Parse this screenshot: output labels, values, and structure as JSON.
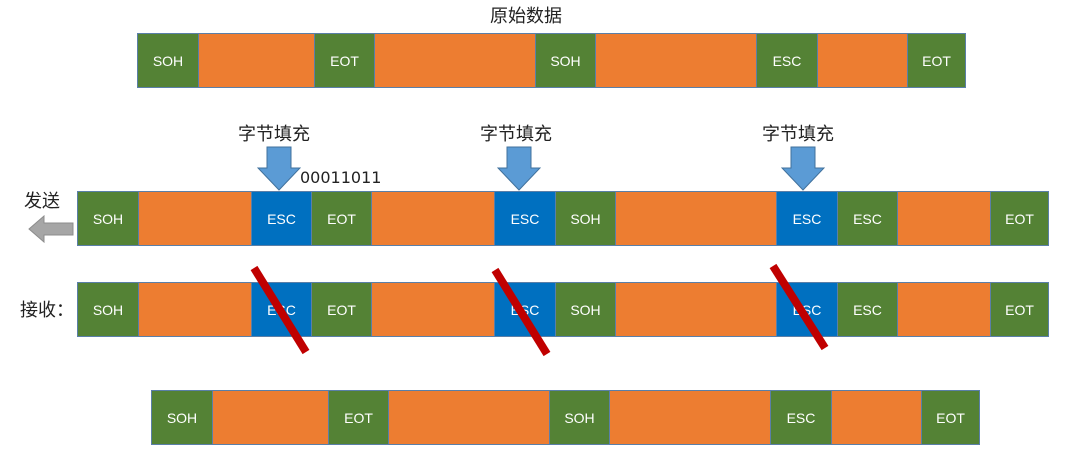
{
  "title": "原始数据",
  "stuffing_label": "字节填充",
  "esc_code": "00011011",
  "send_label": "发送",
  "receive_label": "接收：",
  "segments": {
    "soh": "SOH",
    "eot": "EOT",
    "esc": "ESC"
  },
  "colors": {
    "frame": "#548235",
    "data": "#ed7d31",
    "inserted_esc": "#0070c0",
    "strike": "#c00000",
    "arrow": "#5b9bd5",
    "send_arrow": "#a6a6a6"
  },
  "rows": {
    "original": [
      "soh",
      "data",
      "eot",
      "data",
      "soh",
      "data",
      "esc",
      "data",
      "eot"
    ],
    "send": [
      "soh",
      "data",
      "esc-blue",
      "eot",
      "data",
      "esc-blue",
      "soh",
      "data",
      "esc-blue",
      "esc",
      "data",
      "eot"
    ],
    "receive": [
      "soh",
      "data",
      "esc-blue-struck",
      "eot",
      "data",
      "esc-blue-struck",
      "soh",
      "data",
      "esc-blue-struck",
      "esc",
      "data",
      "eot"
    ],
    "result": [
      "soh",
      "data",
      "eot",
      "data",
      "soh",
      "data",
      "esc",
      "data",
      "eot"
    ]
  }
}
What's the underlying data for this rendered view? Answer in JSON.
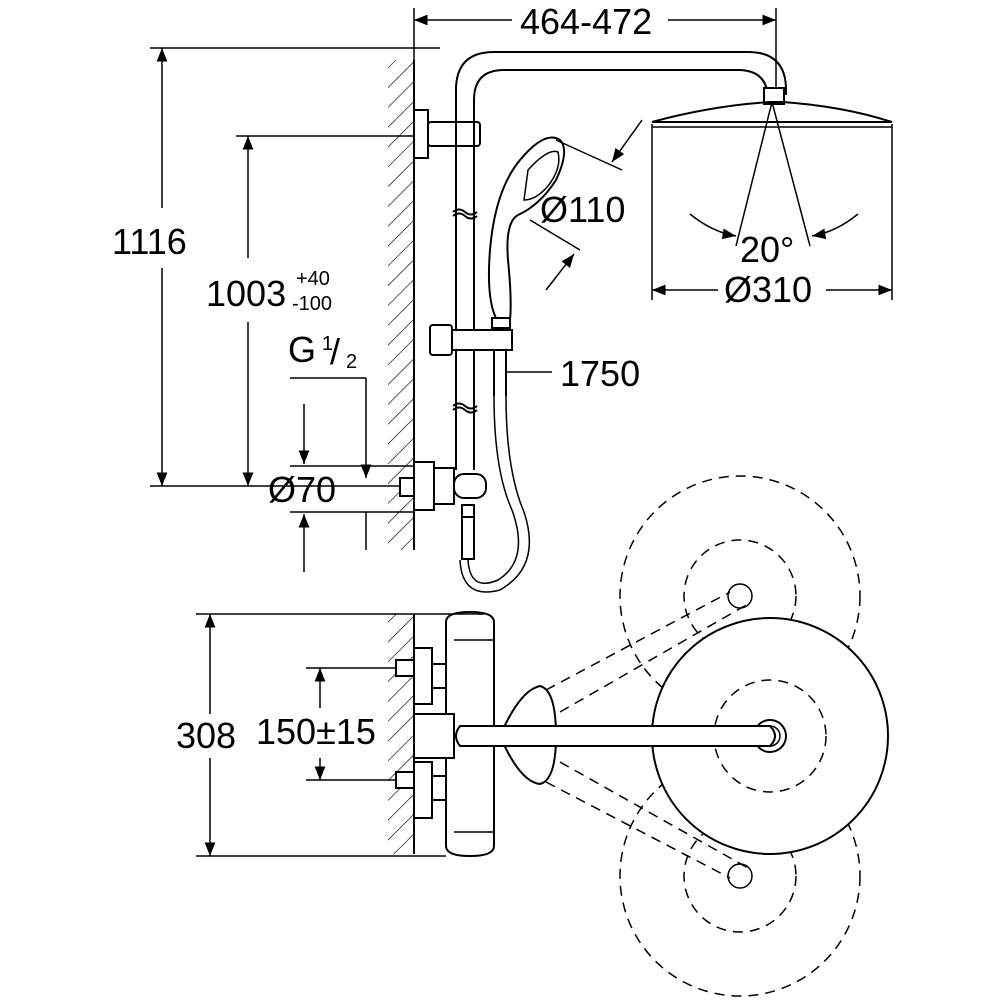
{
  "dimensions": {
    "arm_length": "464-472",
    "total_height": "1116",
    "outlet_height_main": "1003",
    "outlet_height_tol_plus": "+40",
    "outlet_height_tol_minus": "-100",
    "connection_thread_prefix": "G",
    "connection_thread_num": "1",
    "connection_thread_den": "2",
    "wall_rosette_diameter": "Ø70",
    "hand_shower_diameter": "Ø110",
    "head_shower_diameter": "Ø310",
    "spray_angle": "20°",
    "hose_length": "1750",
    "projection_depth": "308",
    "inlet_spacing": "150±15"
  }
}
════════════════
* What is being asked *
Each entry above should be reproduced exactly, with the pictures removed.

* Answer for this exercise *
Parse this screenshot: output labels, values, and structure as JSON.
{
  "title": "原始数据",
  "stuffing_label": "字节填充",
  "esc_code": "00011011",
  "send_label": "发送",
  "receive_label": "接收：",
  "segments": {
    "soh": "SOH",
    "eot": "EOT",
    "esc": "ESC"
  },
  "colors": {
    "frame": "#548235",
    "data": "#ed7d31",
    "inserted_esc": "#0070c0",
    "strike": "#c00000",
    "arrow": "#5b9bd5",
    "send_arrow": "#a6a6a6"
  },
  "rows": {
    "original": [
      "soh",
      "data",
      "eot",
      "data",
      "soh",
      "data",
      "esc",
      "data",
      "eot"
    ],
    "send": [
      "soh",
      "data",
      "esc-blue",
      "eot",
      "data",
      "esc-blue",
      "soh",
      "data",
      "esc-blue",
      "esc",
      "data",
      "eot"
    ],
    "receive": [
      "soh",
      "data",
      "esc-blue-struck",
      "eot",
      "data",
      "esc-blue-struck",
      "soh",
      "data",
      "esc-blue-struck",
      "esc",
      "data",
      "eot"
    ],
    "result": [
      "soh",
      "data",
      "eot",
      "data",
      "soh",
      "data",
      "esc",
      "data",
      "eot"
    ]
  }
}
What's the underlying data for this rendered view? Answer in JSON.
{
  "dimensions": {
    "arm_length": "464-472",
    "total_height": "1116",
    "outlet_height_main": "1003",
    "outlet_height_tol_plus": "+40",
    "outlet_height_tol_minus": "-100",
    "connection_thread_prefix": "G",
    "connection_thread_num": "1",
    "connection_thread_den": "2",
    "wall_rosette_diameter": "Ø70",
    "hand_shower_diameter": "Ø110",
    "head_shower_diameter": "Ø310",
    "spray_angle": "20°",
    "hose_length": "1750",
    "projection_depth": "308",
    "inlet_spacing": "150±15"
  }
}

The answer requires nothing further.